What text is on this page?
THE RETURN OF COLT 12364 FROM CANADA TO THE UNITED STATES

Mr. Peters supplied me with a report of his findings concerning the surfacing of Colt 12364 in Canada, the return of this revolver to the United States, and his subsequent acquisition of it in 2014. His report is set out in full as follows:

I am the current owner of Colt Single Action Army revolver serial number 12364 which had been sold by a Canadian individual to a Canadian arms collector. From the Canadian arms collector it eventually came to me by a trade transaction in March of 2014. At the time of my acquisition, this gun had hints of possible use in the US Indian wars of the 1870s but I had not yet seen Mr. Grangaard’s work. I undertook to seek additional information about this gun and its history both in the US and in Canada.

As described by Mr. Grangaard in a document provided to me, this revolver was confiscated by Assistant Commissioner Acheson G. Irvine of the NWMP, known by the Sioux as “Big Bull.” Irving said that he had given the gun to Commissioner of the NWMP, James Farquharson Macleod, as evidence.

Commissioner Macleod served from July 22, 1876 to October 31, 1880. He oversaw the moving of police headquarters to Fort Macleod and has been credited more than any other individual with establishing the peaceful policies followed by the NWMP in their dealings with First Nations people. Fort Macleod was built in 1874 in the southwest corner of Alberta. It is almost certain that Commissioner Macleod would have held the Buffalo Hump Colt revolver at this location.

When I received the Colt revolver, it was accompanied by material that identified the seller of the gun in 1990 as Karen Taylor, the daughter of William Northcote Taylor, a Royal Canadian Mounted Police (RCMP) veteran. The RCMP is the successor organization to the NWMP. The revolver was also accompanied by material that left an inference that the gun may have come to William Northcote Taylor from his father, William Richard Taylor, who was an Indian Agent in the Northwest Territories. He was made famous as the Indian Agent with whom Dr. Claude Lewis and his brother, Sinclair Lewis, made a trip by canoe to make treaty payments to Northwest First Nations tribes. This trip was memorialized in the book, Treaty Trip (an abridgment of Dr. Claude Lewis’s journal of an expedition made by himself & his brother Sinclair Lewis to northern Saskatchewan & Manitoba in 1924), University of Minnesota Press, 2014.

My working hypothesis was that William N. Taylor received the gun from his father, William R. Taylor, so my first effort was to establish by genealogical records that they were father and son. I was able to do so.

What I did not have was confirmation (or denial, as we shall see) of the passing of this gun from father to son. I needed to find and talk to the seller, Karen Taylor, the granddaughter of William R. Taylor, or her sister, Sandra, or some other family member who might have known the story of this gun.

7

> **Problem statement**
Make an exact copy of the material above.

> **Finished task**
What text is on this page?
THE RETURN OF COLT 12364 FROM CANADA TO THE UNITED STATES

Mr. Peters supplied me with a report of his findings concerning the surfacing of Colt 12364 in Canada, the return of this revolver to the United States, and his subsequent acquisition of it in 2014. His report is set out in full as follows:

I am the current owner of Colt Single Action Army revolver serial number 12364 which had been sold by a Canadian individual to a Canadian arms collector. From the Canadian arms collector it eventually came to me by a trade transaction in March of 2014. At the time of my acquisition, this gun had hints of possible use in the US Indian wars of the 1870s but I had not yet seen Mr. Grangaard’s work. I undertook to seek additional information about this gun and its history both in the US and in Canada.

As described by Mr. Grangaard in a document provided to me, this revolver was confiscated by Assistant Commissioner Acheson G. Irvine of the NWMP, known by the Sioux as “Big Bull.” Irving said that he had given the gun to Commissioner of the NWMP, James Farquharson Macleod, as evidence.

Commissioner Macleod served from July 22, 1876 to October 31, 1880. He oversaw the moving of police headquarters to Fort Macleod and has been credited more than any other individual with establishing the peaceful policies followed by the NWMP in their dealings with First Nations people. Fort Macleod was built in 1874 in the southwest corner of Alberta. It is almost certain that Commissioner Macleod would have held the Buffalo Hump Colt revolver at this location.

When I received the Colt revolver, it was accompanied by material that identified the seller of the gun in 1990 as Karen Taylor, the daughter of William Northcote Taylor, a Royal Canadian Mounted Police (RCMP) veteran. The RCMP is the successor organization to the NWMP. The revolver was also accompanied by material that left an inference that the gun may have come to William Northcote Taylor from his father, William Richard Taylor, who was an Indian Agent in the Northwest Territories. He was made famous as the Indian Agent with whom Dr. Claude Lewis and his brother, Sinclair Lewis, made a trip by canoe to make treaty payments to Northwest First Nations tribes. This trip was memorialized in the book, Treaty Trip (an abridgment of Dr. Claude Lewis’s journal of an expedition made by himself & his brother Sinclair Lewis to northern Saskatchewan & Manitoba in 1924), University of Minnesota Press, 2014.

My working hypothesis was that William N. Taylor received the gun from his father, William R. Taylor, so my first effort was to establish by genealogical records that they were father and son. I was able to do so.

What I did not have was confirmation (or denial, as we shall see) of the passing of this gun from father to son. I needed to find and talk to the seller, Karen Taylor, the granddaughter of William R. Taylor, or her sister, Sandra, or some other family member who might have known the story of this gun.

7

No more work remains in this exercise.